### [SUPPLIED MATERIAL]
# # # # # # #

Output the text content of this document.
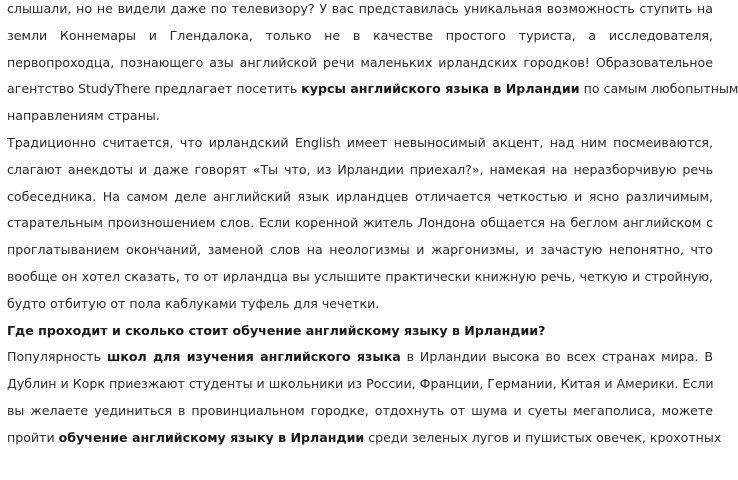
слышали, но не видели даже по телевизору? У вас представилась уникальная возможность ступить на
земли Коннемары и Глендалока, только не в качестве простого туриста, а исследователя,
первопроходца, познающего азы английской речи маленьких ирландских городков! Образовательное
агентство StudyThere предлагает посетить курсы английского языка в Ирландии по самым любопытным
направлениям страны.
Традиционно считается, что ирландский English имеет невыносимый акцент, над ним посмеиваются,
слагают анекдоты и даже говорят «Ты что, из Ирландии приехал?», намекая на неразборчивую речь
собеседника. На самом деле английский язык ирландцев отличается четкостью и ясно различимым,
старательным произношением слов. Если коренной житель Лондона общается на беглом английском с
проглатыванием окончаний, заменой слов на неологизмы и жаргонизмы, и зачастую непонятно, что
вообще он хотел сказать, то от ирландца вы услышите практически книжную речь, четкую и стройную,
будто отбитую от пола каблуками туфель для чечетки.
Где проходит и сколько стоит обучение английскому языку в Ирландии?
Популярность школ для изучения английского языка в Ирландии высока во всех странах мира. В
Дублин и Корк приезжают студенты и школьники из России, Франции, Германии, Китая и Америки. Если
вы желаете уединиться в провинциальном городке, отдохнуть от шума и суеты мегаполиса, можете
пройти обучение английскому языку в Ирландии среди зеленых лугов и пушистых овечек, крохотных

# # # # # # #

### [GIVEN REQUEST]
Write the entries above out again exactly, but not the pictures.

### [FINAL RESULT]
Output the text content of this document.
слышали, но не видели даже по телевизору? У вас представилась уникальная возможность ступить на
земли Коннемары и Глендалока, только не в качестве простого туриста, а исследователя,
первопроходца, познающего азы английской речи маленьких ирландских городков! Образовательное
агентство StudyThere предлагает посетить курсы английского языка в Ирландии по самым любопытным
направлениям страны.
Традиционно считается, что ирландский English имеет невыносимый акцент, над ним посмеиваются,
слагают анекдоты и даже говорят «Ты что, из Ирландии приехал?», намекая на неразборчивую речь
собеседника. На самом деле английский язык ирландцев отличается четкостью и ясно различимым,
старательным произношением слов. Если коренной житель Лондона общается на беглом английском с
проглатыванием окончаний, заменой слов на неологизмы и жаргонизмы, и зачастую непонятно, что
вообще он хотел сказать, то от ирландца вы услышите практически книжную речь, четкую и стройную,
будто отбитую от пола каблуками туфель для чечетки.
Где проходит и сколько стоит обучение английскому языку в Ирландии?
Популярность школ для изучения английского языка в Ирландии высока во всех странах мира. В
Дублин и Корк приезжают студенты и школьники из России, Франции, Германии, Китая и Америки. Если
вы желаете уединиться в провинциальном городке, отдохнуть от шума и суеты мегаполиса, можете
пройти обучение английскому языку в Ирландии среди зеленых лугов и пушистых овечек, крохотных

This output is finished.